■ **EXERCISE BRIEF**: The exercise asks for every line of the data to be reproduced exactly.

==== DATA LISTING ====

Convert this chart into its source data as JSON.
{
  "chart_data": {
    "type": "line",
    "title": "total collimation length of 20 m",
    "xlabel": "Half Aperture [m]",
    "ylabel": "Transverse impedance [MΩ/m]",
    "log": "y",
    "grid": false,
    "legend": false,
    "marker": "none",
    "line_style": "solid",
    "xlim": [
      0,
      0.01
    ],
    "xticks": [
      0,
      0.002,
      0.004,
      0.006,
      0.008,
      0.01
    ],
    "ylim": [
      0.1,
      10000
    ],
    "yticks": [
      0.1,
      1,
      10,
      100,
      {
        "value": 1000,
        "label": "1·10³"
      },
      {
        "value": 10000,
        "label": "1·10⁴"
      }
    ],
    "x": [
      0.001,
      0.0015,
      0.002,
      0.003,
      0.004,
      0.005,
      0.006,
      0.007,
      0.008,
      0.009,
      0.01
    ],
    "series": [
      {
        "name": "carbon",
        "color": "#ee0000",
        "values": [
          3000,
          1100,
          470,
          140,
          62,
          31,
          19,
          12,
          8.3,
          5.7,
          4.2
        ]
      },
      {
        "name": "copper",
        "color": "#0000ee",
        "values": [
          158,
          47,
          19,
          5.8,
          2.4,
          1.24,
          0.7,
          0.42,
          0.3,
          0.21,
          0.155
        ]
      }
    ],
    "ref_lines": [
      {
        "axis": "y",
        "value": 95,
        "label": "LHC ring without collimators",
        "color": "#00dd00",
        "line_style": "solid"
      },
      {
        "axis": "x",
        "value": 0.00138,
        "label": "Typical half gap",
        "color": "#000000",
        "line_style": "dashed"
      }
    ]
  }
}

====

■ **SOLUTION**:
Convert this chart into its source data as JSON.
{
  "chart_data": {
    "type": "line",
    "title": "total collimation length of 20 m",
    "xlabel": "Half Aperture [m]",
    "ylabel": "Transverse impedance [MΩ/m]",
    "log": "y",
    "grid": false,
    "legend": false,
    "marker": "none",
    "line_style": "solid",
    "xlim": [
      0,
      0.01
    ],
    "xticks": [
      0,
      0.002,
      0.004,
      0.006,
      0.008,
      0.01
    ],
    "ylim": [
      0.1,
      10000
    ],
    "yticks": [
      0.1,
      1,
      10,
      100,
      {
        "value": 1000,
        "label": "1·10³"
      },
      {
        "value": 10000,
        "label": "1·10⁴"
      }
    ],
    "x": [
      0.001,
      0.0015,
      0.002,
      0.003,
      0.004,
      0.005,
      0.006,
      0.007,
      0.008,
      0.009,
      0.01
    ],
    "series": [
      {
        "name": "carbon",
        "color": "#ee0000",
        "values": [
          3000,
          1100,
          470,
          140,
          62,
          31,
          19,
          12,
          8.3,
          5.7,
          4.2
        ]
      },
      {
        "name": "copper",
        "color": "#0000ee",
        "values": [
          158,
          47,
          19,
          5.8,
          2.4,
          1.24,
          0.7,
          0.42,
          0.3,
          0.21,
          0.155
        ]
      }
    ],
    "ref_lines": [
      {
        "axis": "y",
        "value": 95,
        "label": "LHC ring without collimators",
        "color": "#00dd00",
        "line_style": "solid"
      },
      {
        "axis": "x",
        "value": 0.00138,
        "label": "Typical half gap",
        "color": "#000000",
        "line_style": "dashed"
      }
    ]
  }
}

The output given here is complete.